_Material provided_.

........

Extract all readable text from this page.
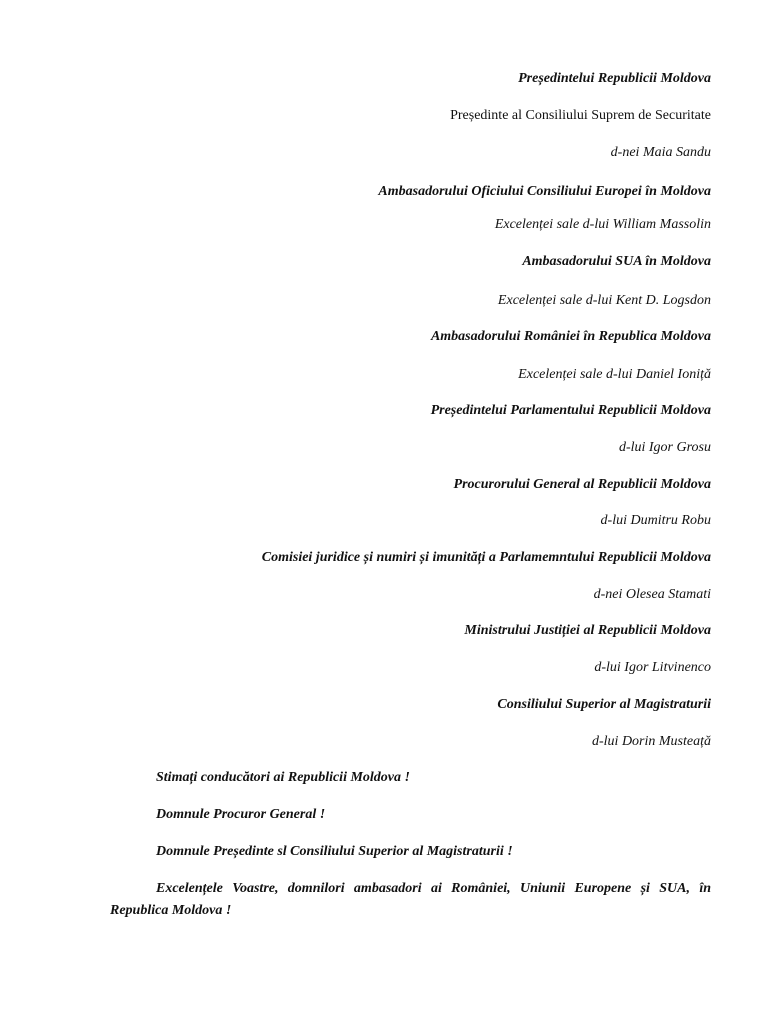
Președintelui Republicii Moldova
Președinte al Consiliului Suprem de Securitate
d-nei Maia Sandu
Ambasadorului Oficiului Consiliului Europei în Moldova
Excelenței sale d-lui William Massolin
Ambasadorului SUA în Moldova
Excelenței sale d-lui Kent D. Logsdon
Ambasadorului României în Republica Moldova
Excelenței sale d-lui Daniel Ioniță
Președintelui Parlamentului Republicii Moldova
d-lui Igor Grosu
Procurorului General al Republicii Moldova
d-lui Dumitru Robu
Comisiei juridice și numiri și imunități a Parlamemntului Republicii Moldova
d-nei Olesea Stamati
Ministrului Justiției al Republicii Moldova
d-lui Igor Litvinenco
Consiliului Superior al Magistraturii
d-lui Dorin Musteață
Stimați conducători ai Republicii Moldova !
Domnule Procuror General !
Domnule Președinte sl Consiliului Superior al Magistraturii !
Excelențele Voastre, domnilori ambasadori ai României, Uniunii Europene și SUA, în Republica Moldova !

........

_Exercise task_.
Repeat the material above word for word and skip every image in it.

_Response_.
Extract all readable text from this page.
Președintelui Republicii Moldova
Președinte al Consiliului Suprem de Securitate
d-nei Maia Sandu
Ambasadorului Oficiului Consiliului Europei în Moldova
Excelenței sale d-lui William Massolin
Ambasadorului SUA în Moldova
Excelenței sale d-lui Kent D. Logsdon
Ambasadorului României în Republica Moldova
Excelenței sale d-lui Daniel Ioniță
Președintelui Parlamentului Republicii Moldova
d-lui Igor Grosu
Procurorului General al Republicii Moldova
d-lui Dumitru Robu
Comisiei juridice și numiri și imunități a Parlamemntului Republicii Moldova
d-nei Olesea Stamati
Ministrului Justiției al Republicii Moldova
d-lui Igor Litvinenco
Consiliului Superior al Magistraturii
d-lui Dorin Musteață
Stimați conducători ai Republicii Moldova !
Domnule Procuror General !
Domnule Președinte sl Consiliului Superior al Magistraturii !
Excelențele Voastre, domnilori ambasadori ai României, Uniunii Europene și SUA, în Republica Moldova !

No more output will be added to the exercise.